(Data records)

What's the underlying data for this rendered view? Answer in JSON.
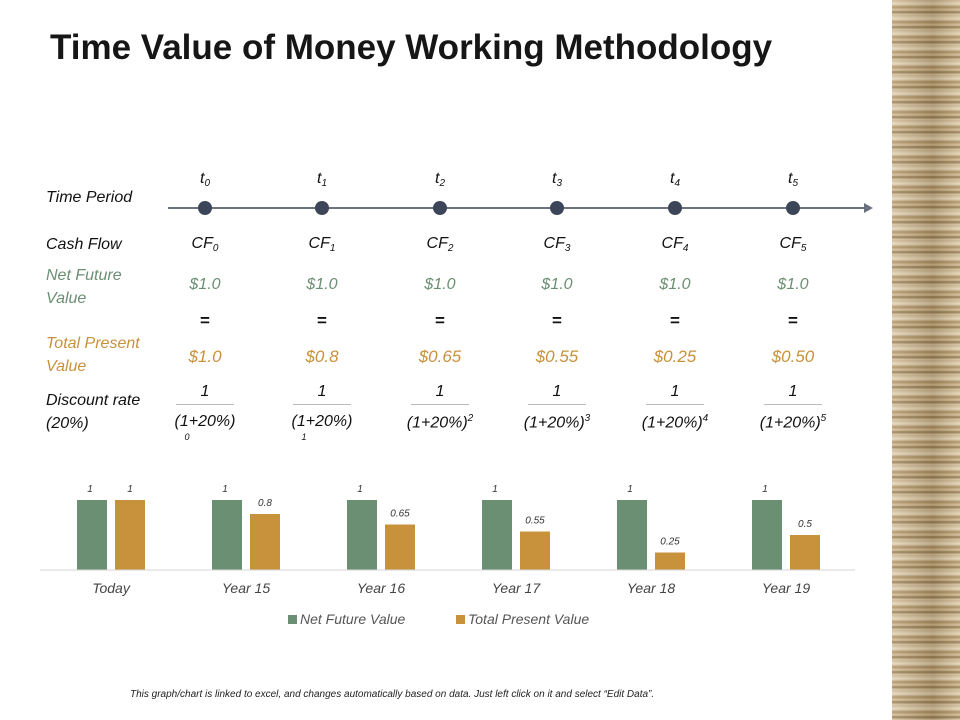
{
  "title": "Time Value of Money Working Methodology",
  "labels": {
    "time_period": "Time Period",
    "cash_flow": "Cash Flow",
    "net_future_value": "Net Future Value",
    "total_present_value": "Total Present Value",
    "discount_rate": "Discount rate (20%)"
  },
  "columns": [
    {
      "t": "t",
      "t_sub": "0",
      "cf": "CF",
      "cf_sub": "0",
      "nfv": "$1.0",
      "eq": "=",
      "tpv": "$1.0",
      "numerator": "1",
      "denominator": "(1+20%)",
      "denominator_exp": "0",
      "exp_below": true
    },
    {
      "t": "t",
      "t_sub": "1",
      "cf": "CF",
      "cf_sub": "1",
      "nfv": "$1.0",
      "eq": "=",
      "tpv": "$0.8",
      "numerator": "1",
      "denominator": "(1+20%)",
      "denominator_exp": "1",
      "exp_below": true
    },
    {
      "t": "t",
      "t_sub": "2",
      "cf": "CF",
      "cf_sub": "2",
      "nfv": "$1.0",
      "eq": "=",
      "tpv": "$0.65",
      "numerator": "1",
      "denominator": "(1+20%)",
      "denominator_exp": "2",
      "exp_below": false
    },
    {
      "t": "t",
      "t_sub": "3",
      "cf": "CF",
      "cf_sub": "3",
      "nfv": "$1.0",
      "eq": "=",
      "tpv": "$0.55",
      "numerator": "1",
      "denominator": "(1+20%)",
      "denominator_exp": "3",
      "exp_below": false
    },
    {
      "t": "t",
      "t_sub": "4",
      "cf": "CF",
      "cf_sub": "4",
      "nfv": "$1.0",
      "eq": "=",
      "tpv": "$0.25",
      "numerator": "1",
      "denominator": "(1+20%)",
      "denominator_exp": "4",
      "exp_below": false
    },
    {
      "t": "t",
      "t_sub": "5",
      "cf": "CF",
      "cf_sub": "5",
      "nfv": "$1.0",
      "eq": "=",
      "tpv": "$0.50",
      "numerator": "1",
      "denominator": "(1+20%)",
      "denominator_exp": "5",
      "exp_below": false
    }
  ],
  "colors": {
    "net_future_value": "#6b8f72",
    "total_present_value": "#c8923c",
    "timeline": "#3d4658"
  },
  "chart_data": {
    "type": "bar",
    "categories": [
      "Today",
      "Year 15",
      "Year 16",
      "Year 17",
      "Year 18",
      "Year 19"
    ],
    "series": [
      {
        "name": "Net Future Value",
        "values": [
          1,
          1,
          1,
          1,
          1,
          1
        ],
        "labels": [
          "1",
          "1",
          "1",
          "1",
          "1",
          "1"
        ],
        "color": "#6b8f72"
      },
      {
        "name": "Total Present Value",
        "values": [
          1,
          0.8,
          0.65,
          0.55,
          0.25,
          0.5
        ],
        "labels": [
          "1",
          "0.8",
          "0.65",
          "0.55",
          "0.25",
          "0.5"
        ],
        "color": "#c8923c"
      }
    ],
    "ylim": [
      0,
      1.2
    ],
    "grid": false,
    "legend": "bottom-center"
  },
  "footnote": "This graph/chart is linked to excel, and changes automatically based on data. Just left click on it and select “Edit Data”."
}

▶ [OBJECTIVE]:
Leave out the pictures and print each record exactly as it stands.

▶ [SOLUTION FOR THIS PROBLEM]:
What's the underlying data for this rendered view? Answer in JSON.
{
  "title": "Time Value of Money Working Methodology",
  "labels": {
    "time_period": "Time Period",
    "cash_flow": "Cash Flow",
    "net_future_value": "Net Future Value",
    "total_present_value": "Total Present Value",
    "discount_rate": "Discount rate (20%)"
  },
  "columns": [
    {
      "t": "t",
      "t_sub": "0",
      "cf": "CF",
      "cf_sub": "0",
      "nfv": "$1.0",
      "eq": "=",
      "tpv": "$1.0",
      "numerator": "1",
      "denominator": "(1+20%)",
      "denominator_exp": "0",
      "exp_below": true
    },
    {
      "t": "t",
      "t_sub": "1",
      "cf": "CF",
      "cf_sub": "1",
      "nfv": "$1.0",
      "eq": "=",
      "tpv": "$0.8",
      "numerator": "1",
      "denominator": "(1+20%)",
      "denominator_exp": "1",
      "exp_below": true
    },
    {
      "t": "t",
      "t_sub": "2",
      "cf": "CF",
      "cf_sub": "2",
      "nfv": "$1.0",
      "eq": "=",
      "tpv": "$0.65",
      "numerator": "1",
      "denominator": "(1+20%)",
      "denominator_exp": "2",
      "exp_below": false
    },
    {
      "t": "t",
      "t_sub": "3",
      "cf": "CF",
      "cf_sub": "3",
      "nfv": "$1.0",
      "eq": "=",
      "tpv": "$0.55",
      "numerator": "1",
      "denominator": "(1+20%)",
      "denominator_exp": "3",
      "exp_below": false
    },
    {
      "t": "t",
      "t_sub": "4",
      "cf": "CF",
      "cf_sub": "4",
      "nfv": "$1.0",
      "eq": "=",
      "tpv": "$0.25",
      "numerator": "1",
      "denominator": "(1+20%)",
      "denominator_exp": "4",
      "exp_below": false
    },
    {
      "t": "t",
      "t_sub": "5",
      "cf": "CF",
      "cf_sub": "5",
      "nfv": "$1.0",
      "eq": "=",
      "tpv": "$0.50",
      "numerator": "1",
      "denominator": "(1+20%)",
      "denominator_exp": "5",
      "exp_below": false
    }
  ],
  "colors": {
    "net_future_value": "#6b8f72",
    "total_present_value": "#c8923c",
    "timeline": "#3d4658"
  },
  "chart_data": {
    "type": "bar",
    "categories": [
      "Today",
      "Year 15",
      "Year 16",
      "Year 17",
      "Year 18",
      "Year 19"
    ],
    "series": [
      {
        "name": "Net Future Value",
        "values": [
          1,
          1,
          1,
          1,
          1,
          1
        ],
        "labels": [
          "1",
          "1",
          "1",
          "1",
          "1",
          "1"
        ],
        "color": "#6b8f72"
      },
      {
        "name": "Total Present Value",
        "values": [
          1,
          0.8,
          0.65,
          0.55,
          0.25,
          0.5
        ],
        "labels": [
          "1",
          "0.8",
          "0.65",
          "0.55",
          "0.25",
          "0.5"
        ],
        "color": "#c8923c"
      }
    ],
    "ylim": [
      0,
      1.2
    ],
    "grid": false,
    "legend": "bottom-center"
  },
  "footnote": "This graph/chart is linked to excel, and changes automatically based on data. Just left click on it and select “Edit Data”."
}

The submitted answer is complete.